任务目标 —
从第一行开始，到包含"chevron-right-icon [13,174,29,196]"的那一行结束，将这些行一字不差地逐行打印出来，首尾两行都要包括在内。

数据集中包含的记录:
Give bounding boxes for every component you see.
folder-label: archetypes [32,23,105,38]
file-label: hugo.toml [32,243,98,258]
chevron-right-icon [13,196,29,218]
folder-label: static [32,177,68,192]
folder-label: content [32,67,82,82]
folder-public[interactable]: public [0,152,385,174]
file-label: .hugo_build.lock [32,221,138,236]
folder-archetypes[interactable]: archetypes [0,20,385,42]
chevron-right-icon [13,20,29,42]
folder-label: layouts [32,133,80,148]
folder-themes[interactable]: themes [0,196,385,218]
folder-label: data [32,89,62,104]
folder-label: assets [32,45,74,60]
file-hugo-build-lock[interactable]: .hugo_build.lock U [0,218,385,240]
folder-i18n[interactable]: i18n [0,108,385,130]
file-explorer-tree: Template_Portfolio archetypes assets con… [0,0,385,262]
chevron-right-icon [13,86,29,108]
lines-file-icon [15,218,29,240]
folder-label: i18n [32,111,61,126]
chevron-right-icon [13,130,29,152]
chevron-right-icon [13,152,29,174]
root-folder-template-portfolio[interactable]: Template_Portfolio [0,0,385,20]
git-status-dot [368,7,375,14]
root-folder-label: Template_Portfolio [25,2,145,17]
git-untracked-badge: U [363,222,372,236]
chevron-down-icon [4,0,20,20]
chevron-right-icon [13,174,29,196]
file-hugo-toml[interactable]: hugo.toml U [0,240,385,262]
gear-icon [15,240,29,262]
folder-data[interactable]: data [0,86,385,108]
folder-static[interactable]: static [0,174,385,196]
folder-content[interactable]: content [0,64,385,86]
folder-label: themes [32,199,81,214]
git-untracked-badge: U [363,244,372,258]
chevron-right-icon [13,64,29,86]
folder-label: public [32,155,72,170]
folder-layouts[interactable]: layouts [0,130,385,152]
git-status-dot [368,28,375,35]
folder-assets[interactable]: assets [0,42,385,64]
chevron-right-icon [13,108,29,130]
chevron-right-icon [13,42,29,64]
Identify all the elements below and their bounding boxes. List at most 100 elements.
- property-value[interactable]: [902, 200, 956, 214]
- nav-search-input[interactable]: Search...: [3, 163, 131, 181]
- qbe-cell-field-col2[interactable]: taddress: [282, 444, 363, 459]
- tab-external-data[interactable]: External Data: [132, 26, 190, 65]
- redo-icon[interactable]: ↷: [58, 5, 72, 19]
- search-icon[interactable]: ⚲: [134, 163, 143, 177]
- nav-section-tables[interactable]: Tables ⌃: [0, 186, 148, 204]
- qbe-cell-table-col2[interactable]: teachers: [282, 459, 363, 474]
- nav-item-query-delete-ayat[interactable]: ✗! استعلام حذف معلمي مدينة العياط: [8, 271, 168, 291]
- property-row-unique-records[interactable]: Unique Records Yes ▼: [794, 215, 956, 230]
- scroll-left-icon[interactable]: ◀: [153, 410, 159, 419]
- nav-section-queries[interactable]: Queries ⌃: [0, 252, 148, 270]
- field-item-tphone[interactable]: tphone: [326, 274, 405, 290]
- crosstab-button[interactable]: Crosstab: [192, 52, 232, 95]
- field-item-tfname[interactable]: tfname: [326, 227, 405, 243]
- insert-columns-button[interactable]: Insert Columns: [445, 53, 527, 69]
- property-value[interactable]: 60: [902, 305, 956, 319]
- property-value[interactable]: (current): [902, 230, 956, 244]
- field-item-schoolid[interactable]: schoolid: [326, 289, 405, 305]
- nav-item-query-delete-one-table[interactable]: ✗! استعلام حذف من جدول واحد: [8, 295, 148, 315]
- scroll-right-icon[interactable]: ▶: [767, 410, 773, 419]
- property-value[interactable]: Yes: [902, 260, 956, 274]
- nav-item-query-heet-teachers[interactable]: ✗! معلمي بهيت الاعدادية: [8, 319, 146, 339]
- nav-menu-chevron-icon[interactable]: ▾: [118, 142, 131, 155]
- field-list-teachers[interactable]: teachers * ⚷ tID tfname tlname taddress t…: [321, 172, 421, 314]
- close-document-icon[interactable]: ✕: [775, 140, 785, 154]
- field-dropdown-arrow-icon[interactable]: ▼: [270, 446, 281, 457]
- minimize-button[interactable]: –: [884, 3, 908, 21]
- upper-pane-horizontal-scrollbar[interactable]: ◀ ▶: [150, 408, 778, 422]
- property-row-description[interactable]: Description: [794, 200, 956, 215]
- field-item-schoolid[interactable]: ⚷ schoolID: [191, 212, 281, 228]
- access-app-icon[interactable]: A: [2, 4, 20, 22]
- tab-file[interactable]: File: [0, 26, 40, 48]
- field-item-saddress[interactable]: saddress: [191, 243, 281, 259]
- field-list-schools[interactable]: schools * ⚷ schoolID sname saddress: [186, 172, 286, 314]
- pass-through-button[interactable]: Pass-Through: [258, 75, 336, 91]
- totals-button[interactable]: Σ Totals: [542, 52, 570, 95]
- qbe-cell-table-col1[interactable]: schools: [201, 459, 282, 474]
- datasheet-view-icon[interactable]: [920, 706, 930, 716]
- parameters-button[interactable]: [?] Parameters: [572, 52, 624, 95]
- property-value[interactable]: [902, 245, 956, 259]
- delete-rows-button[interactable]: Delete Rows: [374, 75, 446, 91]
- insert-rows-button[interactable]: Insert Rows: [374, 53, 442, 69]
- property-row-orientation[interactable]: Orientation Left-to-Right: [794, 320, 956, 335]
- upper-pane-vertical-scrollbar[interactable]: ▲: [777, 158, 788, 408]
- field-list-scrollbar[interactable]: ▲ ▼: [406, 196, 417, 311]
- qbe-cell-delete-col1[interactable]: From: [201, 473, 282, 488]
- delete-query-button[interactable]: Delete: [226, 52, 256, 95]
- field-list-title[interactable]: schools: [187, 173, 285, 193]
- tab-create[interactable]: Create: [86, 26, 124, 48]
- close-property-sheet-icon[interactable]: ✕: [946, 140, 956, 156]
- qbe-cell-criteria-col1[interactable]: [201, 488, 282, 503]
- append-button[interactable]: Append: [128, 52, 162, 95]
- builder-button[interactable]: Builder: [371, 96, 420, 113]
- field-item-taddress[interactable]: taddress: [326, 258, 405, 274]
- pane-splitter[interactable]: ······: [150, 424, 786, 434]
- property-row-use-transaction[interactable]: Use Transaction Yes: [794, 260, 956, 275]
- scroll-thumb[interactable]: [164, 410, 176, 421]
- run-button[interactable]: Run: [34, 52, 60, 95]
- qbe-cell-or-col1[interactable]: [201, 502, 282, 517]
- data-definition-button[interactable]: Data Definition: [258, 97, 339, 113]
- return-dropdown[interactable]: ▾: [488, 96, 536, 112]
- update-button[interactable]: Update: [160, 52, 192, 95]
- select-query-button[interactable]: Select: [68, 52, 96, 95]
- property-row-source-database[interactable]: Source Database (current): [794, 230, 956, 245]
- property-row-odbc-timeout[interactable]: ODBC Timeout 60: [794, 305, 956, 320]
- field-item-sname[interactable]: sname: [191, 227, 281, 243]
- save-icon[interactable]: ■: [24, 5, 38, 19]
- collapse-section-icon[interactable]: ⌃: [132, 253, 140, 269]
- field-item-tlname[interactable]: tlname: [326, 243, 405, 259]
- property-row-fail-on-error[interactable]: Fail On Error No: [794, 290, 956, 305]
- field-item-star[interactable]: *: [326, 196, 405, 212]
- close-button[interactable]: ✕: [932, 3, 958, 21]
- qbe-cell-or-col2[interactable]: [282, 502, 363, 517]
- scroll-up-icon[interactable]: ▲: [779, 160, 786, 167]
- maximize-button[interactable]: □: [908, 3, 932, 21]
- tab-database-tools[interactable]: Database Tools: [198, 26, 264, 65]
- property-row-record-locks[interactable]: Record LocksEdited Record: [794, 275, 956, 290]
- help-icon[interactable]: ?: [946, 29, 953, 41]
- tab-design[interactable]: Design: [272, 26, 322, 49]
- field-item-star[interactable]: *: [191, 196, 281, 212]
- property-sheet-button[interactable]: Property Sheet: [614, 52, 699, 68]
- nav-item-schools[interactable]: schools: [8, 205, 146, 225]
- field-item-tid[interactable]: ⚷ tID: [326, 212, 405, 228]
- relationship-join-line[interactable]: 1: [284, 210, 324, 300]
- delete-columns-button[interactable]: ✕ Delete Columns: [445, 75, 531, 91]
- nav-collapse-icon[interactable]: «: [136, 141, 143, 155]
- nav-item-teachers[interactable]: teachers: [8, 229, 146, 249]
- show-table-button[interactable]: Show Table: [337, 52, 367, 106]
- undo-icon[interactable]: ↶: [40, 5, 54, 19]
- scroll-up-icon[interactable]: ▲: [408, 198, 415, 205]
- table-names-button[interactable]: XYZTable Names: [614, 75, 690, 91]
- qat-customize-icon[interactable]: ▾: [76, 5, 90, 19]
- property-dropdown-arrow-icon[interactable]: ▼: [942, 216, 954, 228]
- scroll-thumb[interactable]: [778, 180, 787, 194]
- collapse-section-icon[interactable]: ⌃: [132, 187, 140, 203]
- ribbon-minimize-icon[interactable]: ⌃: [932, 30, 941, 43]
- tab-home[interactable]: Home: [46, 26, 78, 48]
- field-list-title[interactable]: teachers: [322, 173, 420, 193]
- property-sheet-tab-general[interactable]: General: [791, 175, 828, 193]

完成结果 —
Give bounding boxes for every component you see.
folder-label: archetypes [32,23,105,38]
file-label: hugo.toml [32,243,98,258]
chevron-right-icon [13,196,29,218]
folder-label: static [32,177,68,192]
folder-label: content [32,67,82,82]
folder-public[interactable]: public [0,152,385,174]
file-label: .hugo_build.lock [32,221,138,236]
folder-archetypes[interactable]: archetypes [0,20,385,42]
chevron-right-icon [13,20,29,42]
folder-label: layouts [32,133,80,148]
folder-themes[interactable]: themes [0,196,385,218]
folder-label: data [32,89,62,104]
folder-label: assets [32,45,74,60]
file-hugo-build-lock[interactable]: .hugo_build.lock U [0,218,385,240]
folder-i18n[interactable]: i18n [0,108,385,130]
file-explorer-tree: Template_Portfolio archetypes assets con… [0,0,385,262]
chevron-right-icon [13,86,29,108]
lines-file-icon [15,218,29,240]
folder-label: i18n [32,111,61,126]
chevron-right-icon [13,130,29,152]
chevron-right-icon [13,152,29,174]
root-folder-template-portfolio[interactable]: Template_Portfolio [0,0,385,20]
git-status-dot [368,7,375,14]
root-folder-label: Template_Portfolio [25,2,145,17]
git-untracked-badge: U [363,222,372,236]
chevron-down-icon [4,0,20,20]
chevron-right-icon [13,174,29,196]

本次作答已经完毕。